━━━━━ Provided material ━━━━━
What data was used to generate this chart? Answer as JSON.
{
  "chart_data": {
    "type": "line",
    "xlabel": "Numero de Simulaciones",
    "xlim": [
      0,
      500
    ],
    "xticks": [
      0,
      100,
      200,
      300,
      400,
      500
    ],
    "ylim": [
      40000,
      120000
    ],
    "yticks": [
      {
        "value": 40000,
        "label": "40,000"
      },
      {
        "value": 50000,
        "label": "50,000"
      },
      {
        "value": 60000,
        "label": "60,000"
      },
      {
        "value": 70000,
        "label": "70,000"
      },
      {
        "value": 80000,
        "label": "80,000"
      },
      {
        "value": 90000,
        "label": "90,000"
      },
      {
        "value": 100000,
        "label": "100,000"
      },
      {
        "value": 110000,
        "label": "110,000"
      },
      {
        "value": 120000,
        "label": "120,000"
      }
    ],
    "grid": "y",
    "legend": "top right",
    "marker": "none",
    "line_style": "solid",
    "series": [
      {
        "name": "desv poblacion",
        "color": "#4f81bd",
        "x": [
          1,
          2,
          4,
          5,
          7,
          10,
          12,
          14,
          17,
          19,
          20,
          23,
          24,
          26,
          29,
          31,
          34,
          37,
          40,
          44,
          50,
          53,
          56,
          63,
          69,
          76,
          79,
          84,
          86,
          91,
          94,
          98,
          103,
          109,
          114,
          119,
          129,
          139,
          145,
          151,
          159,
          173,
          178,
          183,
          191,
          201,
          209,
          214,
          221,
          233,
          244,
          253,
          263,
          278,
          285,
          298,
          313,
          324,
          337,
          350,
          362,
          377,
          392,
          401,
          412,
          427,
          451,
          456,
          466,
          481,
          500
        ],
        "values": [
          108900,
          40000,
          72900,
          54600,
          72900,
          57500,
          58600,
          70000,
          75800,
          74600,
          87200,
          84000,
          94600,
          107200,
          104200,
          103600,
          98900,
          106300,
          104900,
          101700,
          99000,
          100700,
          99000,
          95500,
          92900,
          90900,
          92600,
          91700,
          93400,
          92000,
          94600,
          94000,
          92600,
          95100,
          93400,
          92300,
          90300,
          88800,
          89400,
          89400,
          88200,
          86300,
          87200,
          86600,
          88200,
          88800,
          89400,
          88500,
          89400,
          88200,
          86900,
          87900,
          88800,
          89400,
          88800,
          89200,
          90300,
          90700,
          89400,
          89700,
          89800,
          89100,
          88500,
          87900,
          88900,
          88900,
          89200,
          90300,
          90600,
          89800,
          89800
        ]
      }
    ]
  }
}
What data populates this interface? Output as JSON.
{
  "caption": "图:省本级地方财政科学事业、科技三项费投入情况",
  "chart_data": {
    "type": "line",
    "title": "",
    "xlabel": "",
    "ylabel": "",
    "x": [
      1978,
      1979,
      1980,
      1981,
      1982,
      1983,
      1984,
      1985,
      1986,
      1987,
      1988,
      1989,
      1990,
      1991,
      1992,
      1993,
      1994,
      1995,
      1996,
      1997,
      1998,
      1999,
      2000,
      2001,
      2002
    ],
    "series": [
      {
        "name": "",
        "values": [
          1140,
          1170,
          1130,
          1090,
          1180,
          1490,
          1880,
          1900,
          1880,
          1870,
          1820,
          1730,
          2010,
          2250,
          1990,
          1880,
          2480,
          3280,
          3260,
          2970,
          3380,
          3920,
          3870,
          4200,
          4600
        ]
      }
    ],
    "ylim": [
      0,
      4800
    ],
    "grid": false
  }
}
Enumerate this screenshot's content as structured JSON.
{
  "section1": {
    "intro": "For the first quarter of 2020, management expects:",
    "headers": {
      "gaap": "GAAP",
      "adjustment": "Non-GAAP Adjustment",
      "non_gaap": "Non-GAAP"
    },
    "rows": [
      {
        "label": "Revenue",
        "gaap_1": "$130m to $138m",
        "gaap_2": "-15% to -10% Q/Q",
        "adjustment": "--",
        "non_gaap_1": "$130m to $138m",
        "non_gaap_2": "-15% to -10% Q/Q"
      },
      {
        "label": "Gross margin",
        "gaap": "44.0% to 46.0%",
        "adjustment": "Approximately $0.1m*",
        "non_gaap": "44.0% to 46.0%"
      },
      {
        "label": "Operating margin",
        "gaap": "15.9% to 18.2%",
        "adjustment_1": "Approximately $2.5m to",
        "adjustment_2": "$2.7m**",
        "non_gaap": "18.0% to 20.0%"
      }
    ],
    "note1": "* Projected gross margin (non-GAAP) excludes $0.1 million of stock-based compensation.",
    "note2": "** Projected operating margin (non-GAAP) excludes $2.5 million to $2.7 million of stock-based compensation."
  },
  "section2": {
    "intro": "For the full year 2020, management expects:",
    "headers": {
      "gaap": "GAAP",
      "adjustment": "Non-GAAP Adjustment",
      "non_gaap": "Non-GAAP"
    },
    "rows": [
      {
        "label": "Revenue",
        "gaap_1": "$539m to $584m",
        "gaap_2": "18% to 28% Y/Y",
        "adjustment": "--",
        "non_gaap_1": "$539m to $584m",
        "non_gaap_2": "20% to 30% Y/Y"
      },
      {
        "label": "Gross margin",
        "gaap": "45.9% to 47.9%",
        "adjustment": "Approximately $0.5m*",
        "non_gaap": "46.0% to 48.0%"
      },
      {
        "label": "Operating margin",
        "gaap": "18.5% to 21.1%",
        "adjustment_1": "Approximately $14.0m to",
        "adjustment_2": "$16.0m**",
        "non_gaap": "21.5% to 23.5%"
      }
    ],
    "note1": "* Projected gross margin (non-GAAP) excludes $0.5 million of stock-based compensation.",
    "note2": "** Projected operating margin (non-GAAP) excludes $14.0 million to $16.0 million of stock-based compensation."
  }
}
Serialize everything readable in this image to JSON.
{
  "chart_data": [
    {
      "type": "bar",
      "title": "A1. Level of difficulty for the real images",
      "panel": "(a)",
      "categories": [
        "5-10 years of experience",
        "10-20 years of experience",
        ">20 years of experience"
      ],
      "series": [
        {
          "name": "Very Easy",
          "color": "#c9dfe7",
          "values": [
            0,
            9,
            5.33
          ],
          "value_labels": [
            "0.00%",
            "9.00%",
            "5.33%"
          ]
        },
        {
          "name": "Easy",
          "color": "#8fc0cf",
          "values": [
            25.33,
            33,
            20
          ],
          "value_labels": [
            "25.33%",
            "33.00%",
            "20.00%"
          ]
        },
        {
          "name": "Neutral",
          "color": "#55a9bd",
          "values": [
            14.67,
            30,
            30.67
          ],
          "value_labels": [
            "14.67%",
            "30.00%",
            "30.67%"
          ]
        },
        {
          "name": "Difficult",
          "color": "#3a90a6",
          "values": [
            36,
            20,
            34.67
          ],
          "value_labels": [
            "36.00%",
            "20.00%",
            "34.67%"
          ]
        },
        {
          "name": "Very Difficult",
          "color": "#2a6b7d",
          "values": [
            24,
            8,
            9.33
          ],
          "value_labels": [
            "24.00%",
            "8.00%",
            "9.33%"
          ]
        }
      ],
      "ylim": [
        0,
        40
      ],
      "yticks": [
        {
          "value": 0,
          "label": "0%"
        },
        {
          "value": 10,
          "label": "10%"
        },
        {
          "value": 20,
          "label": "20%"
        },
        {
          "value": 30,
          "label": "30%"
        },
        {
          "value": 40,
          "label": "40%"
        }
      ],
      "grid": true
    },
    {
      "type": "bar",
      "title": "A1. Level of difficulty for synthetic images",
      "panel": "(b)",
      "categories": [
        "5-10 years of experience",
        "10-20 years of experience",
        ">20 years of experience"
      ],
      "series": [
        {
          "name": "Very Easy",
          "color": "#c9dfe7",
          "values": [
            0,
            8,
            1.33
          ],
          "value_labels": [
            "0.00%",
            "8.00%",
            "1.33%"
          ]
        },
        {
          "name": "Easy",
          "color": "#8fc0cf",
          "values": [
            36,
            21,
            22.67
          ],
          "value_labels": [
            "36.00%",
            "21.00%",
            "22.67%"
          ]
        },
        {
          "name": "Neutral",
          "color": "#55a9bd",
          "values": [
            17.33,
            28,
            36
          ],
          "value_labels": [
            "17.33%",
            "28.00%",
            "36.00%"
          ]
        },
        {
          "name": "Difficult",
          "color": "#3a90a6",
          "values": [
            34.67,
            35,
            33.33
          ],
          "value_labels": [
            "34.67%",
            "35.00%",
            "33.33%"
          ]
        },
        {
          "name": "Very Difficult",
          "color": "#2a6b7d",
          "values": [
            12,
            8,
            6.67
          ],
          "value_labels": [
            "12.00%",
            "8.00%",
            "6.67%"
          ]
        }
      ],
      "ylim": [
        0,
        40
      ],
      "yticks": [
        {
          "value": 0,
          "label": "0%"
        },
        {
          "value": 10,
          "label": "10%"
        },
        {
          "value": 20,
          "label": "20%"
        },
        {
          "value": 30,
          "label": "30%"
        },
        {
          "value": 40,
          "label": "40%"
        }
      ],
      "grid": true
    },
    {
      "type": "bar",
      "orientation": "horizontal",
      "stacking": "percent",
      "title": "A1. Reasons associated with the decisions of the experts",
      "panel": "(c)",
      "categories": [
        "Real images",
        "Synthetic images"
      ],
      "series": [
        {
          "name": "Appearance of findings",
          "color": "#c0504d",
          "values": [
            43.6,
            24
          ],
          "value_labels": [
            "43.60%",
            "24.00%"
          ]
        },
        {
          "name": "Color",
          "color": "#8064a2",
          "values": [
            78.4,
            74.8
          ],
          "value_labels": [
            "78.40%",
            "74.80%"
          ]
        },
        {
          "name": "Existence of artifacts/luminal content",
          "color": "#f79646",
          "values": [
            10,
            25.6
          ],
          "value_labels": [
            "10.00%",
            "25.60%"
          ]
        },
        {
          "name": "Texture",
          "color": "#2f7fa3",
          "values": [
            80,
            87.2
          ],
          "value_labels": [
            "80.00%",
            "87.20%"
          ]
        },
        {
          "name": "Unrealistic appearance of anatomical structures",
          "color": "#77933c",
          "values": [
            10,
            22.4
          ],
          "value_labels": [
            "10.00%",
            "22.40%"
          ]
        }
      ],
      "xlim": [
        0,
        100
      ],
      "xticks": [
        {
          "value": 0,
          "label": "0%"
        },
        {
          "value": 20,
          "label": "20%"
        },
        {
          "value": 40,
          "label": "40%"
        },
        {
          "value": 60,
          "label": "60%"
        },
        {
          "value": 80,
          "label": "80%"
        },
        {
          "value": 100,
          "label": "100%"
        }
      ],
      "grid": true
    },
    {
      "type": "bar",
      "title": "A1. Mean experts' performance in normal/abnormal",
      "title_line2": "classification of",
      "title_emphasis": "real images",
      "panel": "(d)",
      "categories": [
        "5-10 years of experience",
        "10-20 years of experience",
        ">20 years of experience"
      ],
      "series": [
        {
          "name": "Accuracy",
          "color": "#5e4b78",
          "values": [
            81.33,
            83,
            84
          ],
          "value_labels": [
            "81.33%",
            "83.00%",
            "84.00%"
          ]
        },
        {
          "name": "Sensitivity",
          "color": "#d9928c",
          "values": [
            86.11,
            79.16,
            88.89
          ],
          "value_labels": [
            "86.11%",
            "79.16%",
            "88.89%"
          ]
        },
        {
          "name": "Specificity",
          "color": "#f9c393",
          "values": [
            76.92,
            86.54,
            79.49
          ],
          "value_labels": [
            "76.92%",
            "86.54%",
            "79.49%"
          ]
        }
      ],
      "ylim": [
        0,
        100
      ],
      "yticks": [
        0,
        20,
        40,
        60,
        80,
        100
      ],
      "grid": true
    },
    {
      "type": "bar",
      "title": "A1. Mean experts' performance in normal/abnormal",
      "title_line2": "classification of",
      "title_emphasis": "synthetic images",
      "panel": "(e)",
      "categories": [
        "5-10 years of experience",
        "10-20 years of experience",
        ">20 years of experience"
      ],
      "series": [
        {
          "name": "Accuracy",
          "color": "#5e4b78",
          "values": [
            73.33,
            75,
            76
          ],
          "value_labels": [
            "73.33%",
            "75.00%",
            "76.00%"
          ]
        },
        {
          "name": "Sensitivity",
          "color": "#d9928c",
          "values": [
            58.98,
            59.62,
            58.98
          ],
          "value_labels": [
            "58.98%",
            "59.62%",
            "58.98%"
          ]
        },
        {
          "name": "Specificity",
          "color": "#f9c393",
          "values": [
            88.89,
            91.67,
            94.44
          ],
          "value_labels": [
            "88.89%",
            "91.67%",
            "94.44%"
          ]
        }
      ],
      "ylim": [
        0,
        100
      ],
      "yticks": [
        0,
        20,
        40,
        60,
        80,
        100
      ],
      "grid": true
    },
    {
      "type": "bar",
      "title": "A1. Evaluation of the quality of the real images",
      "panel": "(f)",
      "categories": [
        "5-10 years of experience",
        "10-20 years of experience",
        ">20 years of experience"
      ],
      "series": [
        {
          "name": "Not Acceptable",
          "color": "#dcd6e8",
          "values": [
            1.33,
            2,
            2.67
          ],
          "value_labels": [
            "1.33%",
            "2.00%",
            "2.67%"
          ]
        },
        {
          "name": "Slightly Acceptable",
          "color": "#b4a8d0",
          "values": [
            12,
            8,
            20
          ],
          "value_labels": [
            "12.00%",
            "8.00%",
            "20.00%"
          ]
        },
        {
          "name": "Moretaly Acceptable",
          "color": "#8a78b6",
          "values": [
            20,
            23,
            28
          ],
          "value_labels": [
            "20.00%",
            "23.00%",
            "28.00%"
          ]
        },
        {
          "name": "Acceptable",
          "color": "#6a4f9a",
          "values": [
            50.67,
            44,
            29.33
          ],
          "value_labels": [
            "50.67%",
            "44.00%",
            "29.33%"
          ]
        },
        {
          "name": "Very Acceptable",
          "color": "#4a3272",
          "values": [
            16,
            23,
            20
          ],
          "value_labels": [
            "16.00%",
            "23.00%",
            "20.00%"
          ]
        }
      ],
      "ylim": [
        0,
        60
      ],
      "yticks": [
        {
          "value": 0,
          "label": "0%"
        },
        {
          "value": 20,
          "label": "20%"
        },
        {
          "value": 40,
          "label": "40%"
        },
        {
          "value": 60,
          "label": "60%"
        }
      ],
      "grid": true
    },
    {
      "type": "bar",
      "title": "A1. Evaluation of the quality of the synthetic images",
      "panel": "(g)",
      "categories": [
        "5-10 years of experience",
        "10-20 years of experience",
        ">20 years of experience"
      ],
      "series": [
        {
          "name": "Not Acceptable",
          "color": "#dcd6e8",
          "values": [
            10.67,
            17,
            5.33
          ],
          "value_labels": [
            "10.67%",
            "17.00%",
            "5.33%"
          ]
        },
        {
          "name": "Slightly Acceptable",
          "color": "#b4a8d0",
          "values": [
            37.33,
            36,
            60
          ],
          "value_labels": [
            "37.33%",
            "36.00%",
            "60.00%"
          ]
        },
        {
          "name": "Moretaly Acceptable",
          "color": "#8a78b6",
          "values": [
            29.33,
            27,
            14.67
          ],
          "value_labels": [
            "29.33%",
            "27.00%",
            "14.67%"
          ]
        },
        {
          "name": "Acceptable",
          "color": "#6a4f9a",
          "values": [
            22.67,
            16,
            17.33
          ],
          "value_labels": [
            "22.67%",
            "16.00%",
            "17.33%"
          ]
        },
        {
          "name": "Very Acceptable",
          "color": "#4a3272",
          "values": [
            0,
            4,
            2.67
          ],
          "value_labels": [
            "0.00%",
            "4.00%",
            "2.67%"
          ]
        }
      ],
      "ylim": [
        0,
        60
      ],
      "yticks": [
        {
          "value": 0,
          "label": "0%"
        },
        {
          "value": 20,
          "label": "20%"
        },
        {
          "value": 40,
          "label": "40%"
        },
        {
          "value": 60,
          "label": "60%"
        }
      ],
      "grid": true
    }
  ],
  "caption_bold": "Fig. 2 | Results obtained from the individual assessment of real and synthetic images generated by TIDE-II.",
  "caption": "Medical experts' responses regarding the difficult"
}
━━━━━
**Requirement**
Copy out every line where the word "difficulty" occurs.

**Solution to this task**
      "title": "A1. Level of difficulty for the real images",
      "title": "A1. Level of difficulty for synthetic images",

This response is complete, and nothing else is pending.